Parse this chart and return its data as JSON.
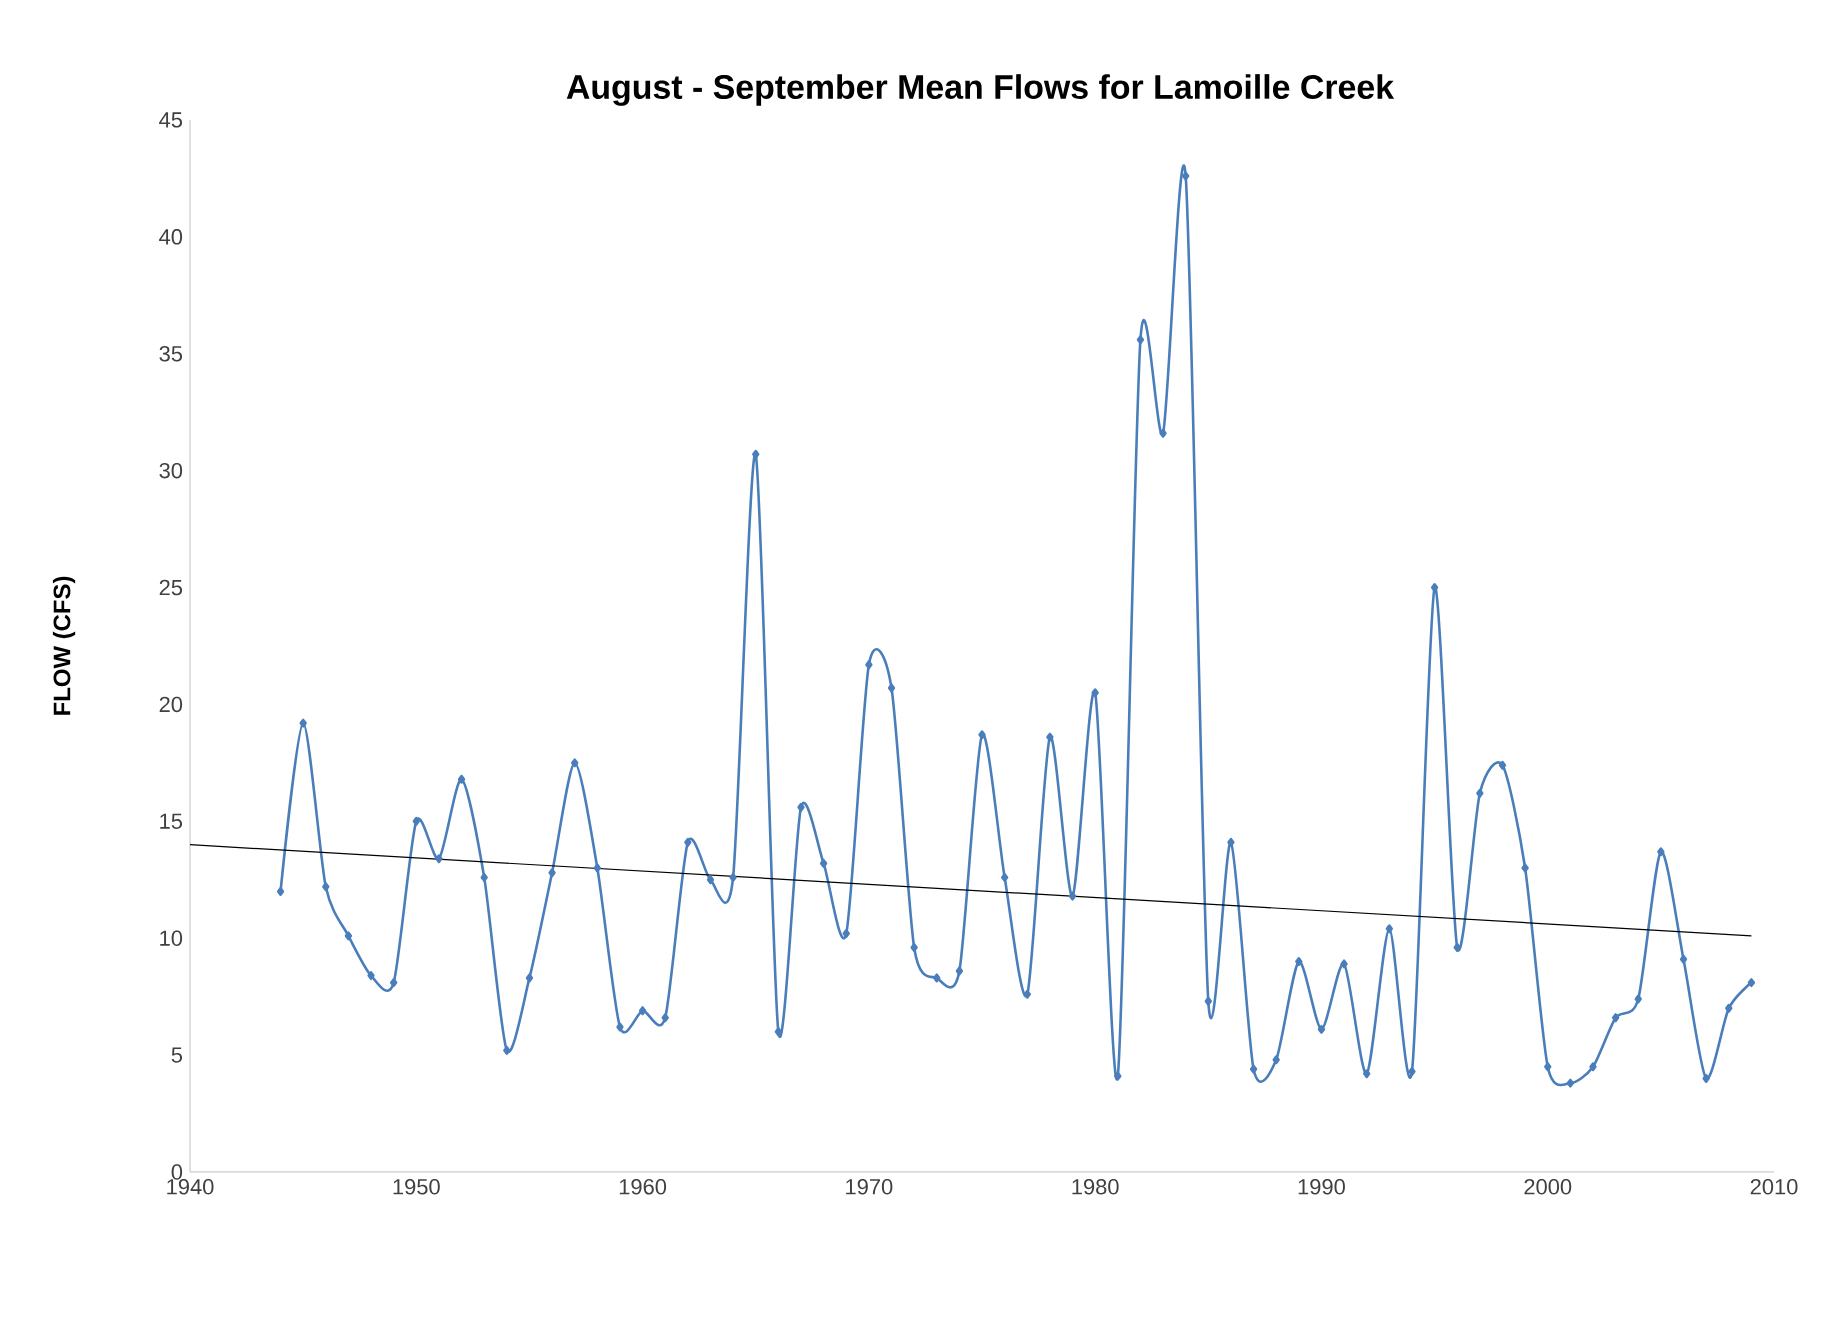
{
  "chart_data": {
    "type": "line",
    "title": "August - September Mean Flows for Lamoille Creek",
    "ylabel": "FLOW (CFS)",
    "xlim": [
      1940,
      2010
    ],
    "xticks": [
      1940,
      1950,
      1960,
      1970,
      1980,
      1990,
      2000,
      2010
    ],
    "ylim": [
      0,
      45
    ],
    "yticks": [
      0,
      5,
      10,
      15,
      20,
      25,
      30,
      35,
      40,
      45
    ],
    "grid": false,
    "marker": "diamond",
    "line_style": "solid",
    "series": [
      {
        "color": "#4a7ebb",
        "x": [
          1944,
          1945,
          1946,
          1947,
          1948,
          1949,
          1950,
          1951,
          1952,
          1953,
          1954,
          1955,
          1956,
          1957,
          1958,
          1959,
          1960,
          1961,
          1962,
          1963,
          1964,
          1965,
          1966,
          1967,
          1968,
          1969,
          1970,
          1971,
          1972,
          1973,
          1974,
          1975,
          1976,
          1977,
          1978,
          1979,
          1980,
          1981,
          1982,
          1983,
          1984,
          1985,
          1986,
          1987,
          1988,
          1989,
          1990,
          1991,
          1992,
          1993,
          1994,
          1995,
          1996,
          1997,
          1998,
          1999,
          2000,
          2001,
          2002,
          2003,
          2004,
          2005,
          2006,
          2007,
          2008,
          2009
        ],
        "values": [
          12,
          19.2,
          12.2,
          10.1,
          8.4,
          8.1,
          15,
          13.4,
          16.8,
          12.6,
          5.2,
          8.3,
          12.8,
          17.5,
          13,
          6.2,
          6.9,
          6.6,
          14.1,
          12.5,
          12.6,
          30.7,
          6,
          15.6,
          13.2,
          10.2,
          21.7,
          20.7,
          9.6,
          8.3,
          8.6,
          18.7,
          12.6,
          7.6,
          18.6,
          11.8,
          20.5,
          4.1,
          35.6,
          31.6,
          42.6,
          7.3,
          14.1,
          4.4,
          4.8,
          9,
          6.1,
          8.9,
          4.2,
          10.4,
          4.3,
          25,
          9.6,
          16.2,
          17.4,
          13,
          4.5,
          3.8,
          4.5,
          6.6,
          7.4,
          13.7,
          9.1,
          4,
          7,
          8.1
        ]
      },
      {
        "color": "#000000",
        "marker": "none",
        "x": [
          1940,
          2009
        ],
        "values": [
          14.0,
          10.1
        ]
      }
    ]
  }
}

# # # #

* [Your objective]: Reproduce each entry verbatim, excluding any embedded images.

* [Result]:
Parse this chart and return its data as JSON.
{
  "chart_data": {
    "type": "line",
    "title": "August - September Mean Flows for Lamoille Creek",
    "ylabel": "FLOW (CFS)",
    "xlim": [
      1940,
      2010
    ],
    "xticks": [
      1940,
      1950,
      1960,
      1970,
      1980,
      1990,
      2000,
      2010
    ],
    "ylim": [
      0,
      45
    ],
    "yticks": [
      0,
      5,
      10,
      15,
      20,
      25,
      30,
      35,
      40,
      45
    ],
    "grid": false,
    "marker": "diamond",
    "line_style": "solid",
    "series": [
      {
        "color": "#4a7ebb",
        "x": [
          1944,
          1945,
          1946,
          1947,
          1948,
          1949,
          1950,
          1951,
          1952,
          1953,
          1954,
          1955,
          1956,
          1957,
          1958,
          1959,
          1960,
          1961,
          1962,
          1963,
          1964,
          1965,
          1966,
          1967,
          1968,
          1969,
          1970,
          1971,
          1972,
          1973,
          1974,
          1975,
          1976,
          1977,
          1978,
          1979,
          1980,
          1981,
          1982,
          1983,
          1984,
          1985,
          1986,
          1987,
          1988,
          1989,
          1990,
          1991,
          1992,
          1993,
          1994,
          1995,
          1996,
          1997,
          1998,
          1999,
          2000,
          2001,
          2002,
          2003,
          2004,
          2005,
          2006,
          2007,
          2008,
          2009
        ],
        "values": [
          12,
          19.2,
          12.2,
          10.1,
          8.4,
          8.1,
          15,
          13.4,
          16.8,
          12.6,
          5.2,
          8.3,
          12.8,
          17.5,
          13,
          6.2,
          6.9,
          6.6,
          14.1,
          12.5,
          12.6,
          30.7,
          6,
          15.6,
          13.2,
          10.2,
          21.7,
          20.7,
          9.6,
          8.3,
          8.6,
          18.7,
          12.6,
          7.6,
          18.6,
          11.8,
          20.5,
          4.1,
          35.6,
          31.6,
          42.6,
          7.3,
          14.1,
          4.4,
          4.8,
          9,
          6.1,
          8.9,
          4.2,
          10.4,
          4.3,
          25,
          9.6,
          16.2,
          17.4,
          13,
          4.5,
          3.8,
          4.5,
          6.6,
          7.4,
          13.7,
          9.1,
          4,
          7,
          8.1
        ]
      },
      {
        "color": "#000000",
        "marker": "none",
        "x": [
          1940,
          2009
        ],
        "values": [
          14.0,
          10.1
        ]
      }
    ]
  }
}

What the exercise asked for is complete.